Passage shown:
>>>

The mid-March storm was no surprise to most of us. We’ve endured our share of spring setbacks. In fact, our March/April issue — published just as the recent storms were gathering — includes a story on the awful historic winter and spring of 1952.

Our longtime writer Paul Higbee began the article with a line that could have made a headline this month:”It was a demon of a blizzard that melted into a monster of a flood.” The January storm of’52 especially hit the Rosebud region of south-central South Dakota. Mission, White River, Winner, Philip, Murdo, Gregory and Pierre were hammered the hardest but the storm swept over the entire state, delivering severe winds and snow from Rapid City to Watertown.

Snowmelt in the spring brought more disaster. High water along the Missouri River valley and its tributaries drove 7,748 people in 17 counties from their homes. Miraculously, there were no fatalities. But 45 houses were destroyed and 584 damaged.

The Rosebud disaster wasn’t the most tragic storm in state history, but it’s one that captured the state’s imagination in part thanks to Laura Hellmann of Millboro, a tiny ranching community in Tripp County. After the storm, she asked 66 writers to quickly submit their survival stories before memories were dulled by time or forgotten. The stories collectively show the tragedy, despair and helplessness that weather can inflict.

<<<

Material shown:
>>>

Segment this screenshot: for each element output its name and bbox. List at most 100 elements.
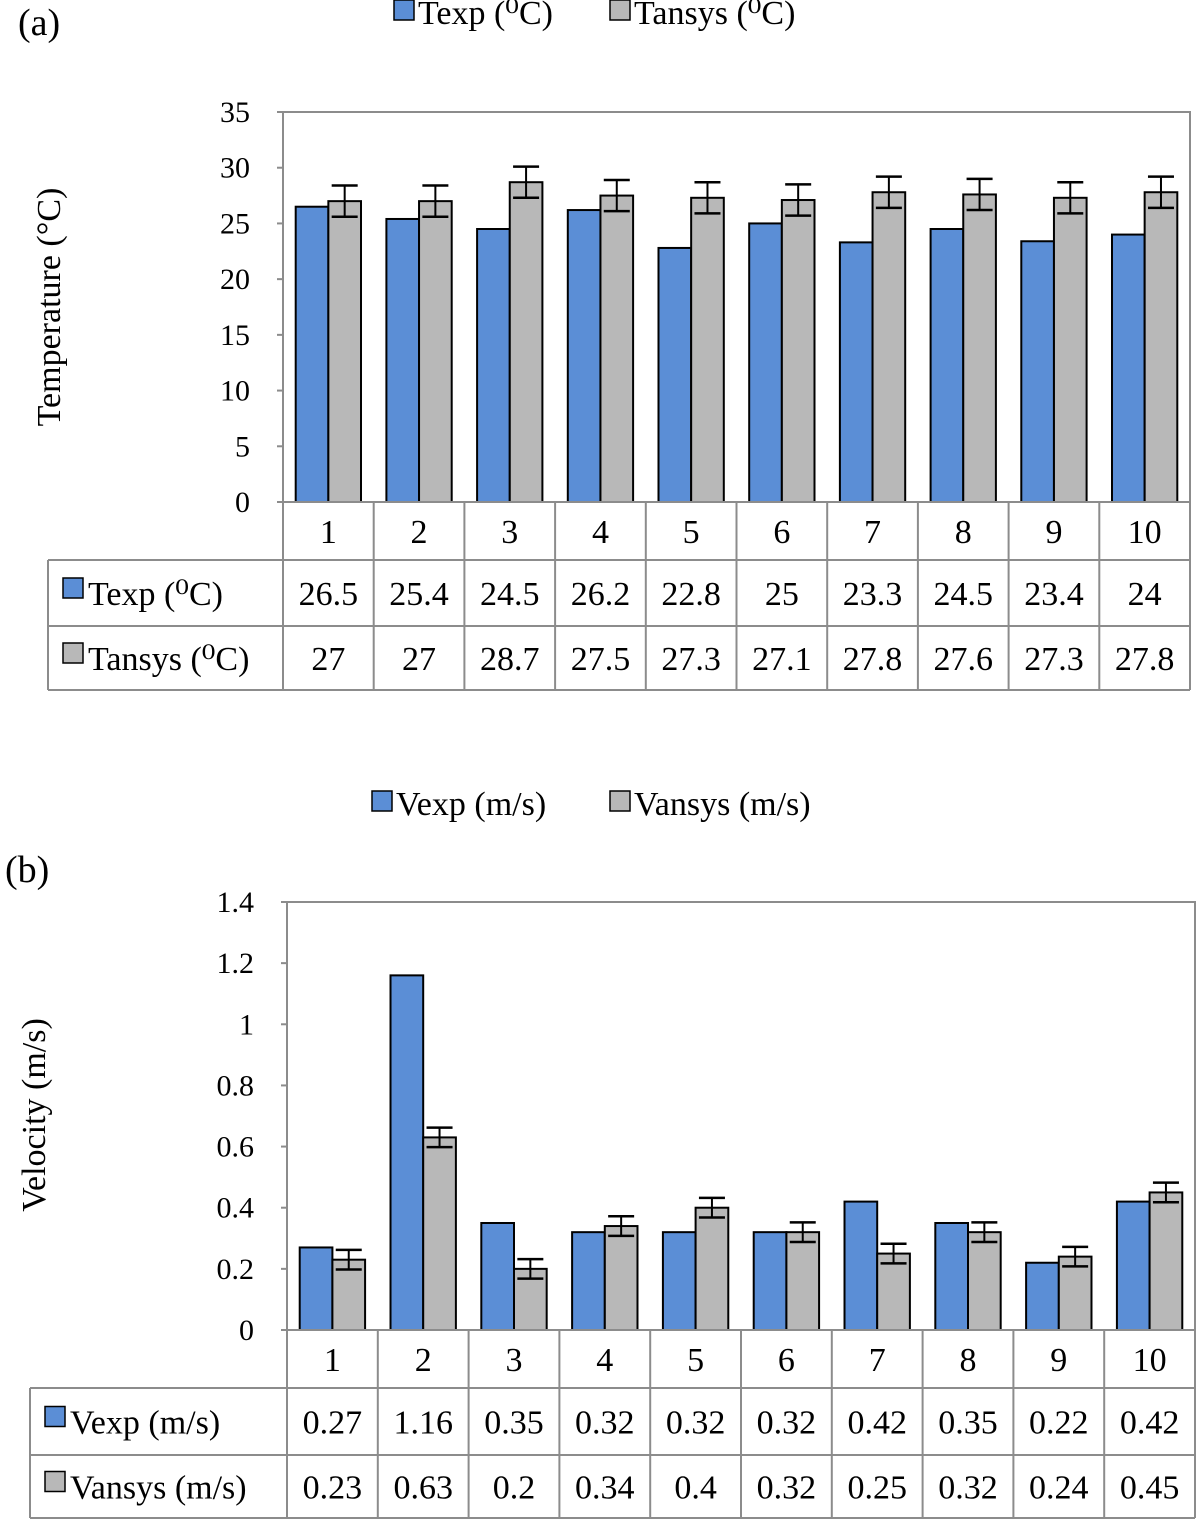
x-category-label: 4 (596, 1342, 613, 1379)
y-tick-label: 0.8 (217, 1069, 255, 1102)
x-category-label: 1 (324, 1342, 341, 1379)
bar-exp-5 (657, 246, 693, 503)
chart-panel-a: (a) Texp (⁰C) Tansys (⁰C)05101520253035Tem… (18, 0, 1191, 691)
table-cell-ansys: 27.6 (934, 641, 994, 678)
bar-ansys-10 (1143, 191, 1179, 503)
bar-ansys-4 (603, 1225, 639, 1331)
x-category-label: 8 (955, 514, 972, 551)
chart-panel-b: (b)Vexp (m/s) Vansys (m/s)00.20.40.60.811… (5, 786, 1196, 1519)
table-cell-ansys: 0.2 (493, 1470, 536, 1507)
table-cell-exp: 0.35 (484, 1405, 544, 1442)
y-tick-label: 0.6 (217, 1131, 255, 1164)
bar-ansys-6 (780, 199, 816, 503)
bar-exp-5 (661, 1231, 697, 1331)
bar-ansys-3 (508, 181, 544, 503)
bar-ansys-7 (876, 1252, 911, 1331)
bar-ansys-9 (1057, 1255, 1093, 1331)
x-category-label: 6 (773, 514, 790, 551)
data-table: 1 2 3 4 5 6 7 8 9 10 Texp (⁰C) 26.5 25.4 24.5 26.2 22.8… (47, 501, 1191, 691)
y-tick-label: 0.2 (217, 1253, 255, 1286)
table-cell-ansys: 0.32 (938, 1470, 998, 1507)
table-legend-swatch-exp (62, 577, 84, 599)
table-cell-ansys: 27.1 (752, 641, 812, 678)
data-table: 1 2 3 4 5 6 7 8 9 10 Vexp (m/s) 0.27 1.16 0.35 0.32 0.3… (29, 1329, 1196, 1519)
bar-ansys-2 (422, 1136, 457, 1332)
table-cell-exp: 0.32 (757, 1405, 817, 1442)
table-cell-ansys: 0.23 (303, 1470, 363, 1507)
bar-exp-4 (571, 1231, 606, 1331)
x-category-label: 5 (687, 1342, 704, 1379)
table-cell-ansys: 28.7 (480, 641, 540, 678)
y-tick-label: 35 (220, 96, 250, 129)
bar-exp-3 (480, 1222, 516, 1331)
bar-exp-7 (843, 1200, 879, 1331)
table-cell-exp: 0.42 (1120, 1405, 1180, 1442)
x-category-label: 10 (1133, 1342, 1167, 1379)
legend-swatch-exp (371, 790, 393, 812)
y-tick-label: 15 (220, 319, 250, 352)
bar-ansys-2 (418, 200, 453, 503)
x-category-label: 2 (415, 1342, 432, 1379)
legend-swatch-ansys (609, 790, 631, 812)
legend-label-exp: Texp (⁰C) (418, 0, 553, 32)
x-category-label: 7 (864, 514, 881, 551)
y-tick-label: 1.4 (217, 886, 255, 919)
x-category-label: 9 (1045, 514, 1062, 551)
table-cell-exp: 26.2 (571, 576, 631, 613)
table-cell-exp: 1.16 (393, 1405, 453, 1442)
y-tick-label: 1.2 (217, 947, 255, 980)
x-category-label: 6 (778, 1342, 795, 1379)
bar-exp-2 (389, 974, 425, 1331)
table-row-label-exp: Texp (⁰C) (88, 576, 223, 613)
x-category-label: 10 (1128, 514, 1162, 551)
table-cell-exp: 26.5 (299, 576, 359, 613)
bar-ansys-1 (327, 200, 363, 503)
y-tick-label: 30 (220, 152, 250, 185)
table-cell-ansys: 0.25 (847, 1470, 907, 1507)
bar-exp-9 (1025, 1261, 1060, 1331)
x-category-label: 9 (1050, 1342, 1067, 1379)
table-cell-exp: 0.35 (938, 1405, 998, 1442)
bar-exp-6 (752, 1231, 788, 1331)
bar-ansys-7 (871, 191, 907, 503)
bar-ansys-5 (690, 196, 725, 504)
bar-ansys-6 (785, 1231, 821, 1331)
x-category-label: 3 (501, 514, 518, 551)
table-legend-swatch-ansys (62, 642, 84, 664)
table-cell-ansys: 27 (402, 641, 436, 678)
table-cell-ansys: 0.24 (1029, 1470, 1089, 1507)
table-legend-swatch-exp (44, 1405, 66, 1428)
table-cell-ansys: 27.5 (571, 641, 631, 678)
bar-exp-4 (566, 209, 602, 504)
table-cell-exp: 24.5 (934, 576, 994, 613)
x-category-label: 3 (506, 1342, 523, 1379)
table-cell-exp: 25 (765, 576, 799, 613)
bar-ansys-10 (1148, 1191, 1184, 1332)
y-tick-label: 0.4 (217, 1192, 255, 1225)
x-category-label: 4 (592, 514, 609, 551)
x-category-label: 8 (960, 1342, 977, 1379)
table-cell-exp: 0.32 (575, 1405, 635, 1442)
y-tick-label: 1 (239, 1008, 254, 1041)
y-axis-title: Temperature (°C) (31, 188, 68, 427)
table-cell-exp: 0.27 (303, 1405, 363, 1442)
table-cell-ansys: 0.63 (393, 1470, 453, 1507)
legend-label-exp: Vexp (m/s) (396, 786, 546, 823)
bar-exp-10 (1115, 1200, 1151, 1331)
bar-exp-6 (748, 222, 783, 504)
x-category-label: 1 (320, 514, 337, 551)
table-row-label-ansys: Vansys (m/s) (70, 1470, 247, 1507)
y-tick-label: 0 (239, 1314, 254, 1347)
y-tick-label: 5 (235, 430, 250, 463)
table-cell-ansys: 0.34 (575, 1470, 635, 1507)
panel-label: (a) (18, 2, 60, 44)
y-tick-label: 25 (220, 207, 250, 240)
x-category-label: 5 (683, 514, 700, 551)
bar-exp-9 (1020, 240, 1055, 503)
table-cell-ansys: 0.32 (757, 1470, 817, 1507)
y-axis-title: Velocity (m/s) (16, 1018, 53, 1212)
table-cell-ansys: 27.8 (843, 641, 903, 678)
bar-ansys-5 (694, 1206, 730, 1331)
table-cell-ansys: 0.4 (674, 1470, 717, 1507)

<<<

What this exercise asks:
A. Using the passage on the 1952 South Dakota blizzard and flood, answer each of the following:
(i) Which longtime writer began the article on the 1952 storm?
(ii) How many people were driven from their homes by the spring high water, and in how many counties?
(iii) How many writers did Laura Hellmann ask to submit survival stories?
B. Extend the passage on the 1952 South Dakota blizzard and flood, beginning right after its final sentence.

Answer set:
A.
(i) Paul Higbee
(ii) 7,748 people in 17 counties
(iii) 66

B.
Hellmann eventually published the memories in a small book, which she titled Blizzard Strikes the Rosebud. The stories are captivating. A Gregory cafe became home to 32 people for two days; they played cards, listened to the radio and slept in booths. Mildred Benson kept her students at Eden School entertained by organizing a folk dance that went on for two days.

Thor Fosheim, a 75-year-old rancher, rode off on horseback to save his cattle and never returned. Murdo rancher Noel”Pete” Judd went with his nephew to bring his daughters home from school. When their Jeep stalled, the four started walking. Funeral services for all four were held eight days later in Winner.

Most farmers and ranchers didn’t drive four-wheel-drive pickups in the early 1950s, and they didn’t have 100-horsepower tractors with heated cabs and snow blowers. Some of the rescue work was accomplished by foot and on horseback.

However, one thing has remained constant from 1952 to 2019. When times get tough, neighbors and even strangers band together to help one another. Much has changed in South Dakota since 1952. Roads and bridges are better. Dams and levees have been constructed to control flooding. Equipment is better and safer.

But good neighbors are still the greatest blessing when the snow is blowing and the water is rising. It was true in’52 and true in’19.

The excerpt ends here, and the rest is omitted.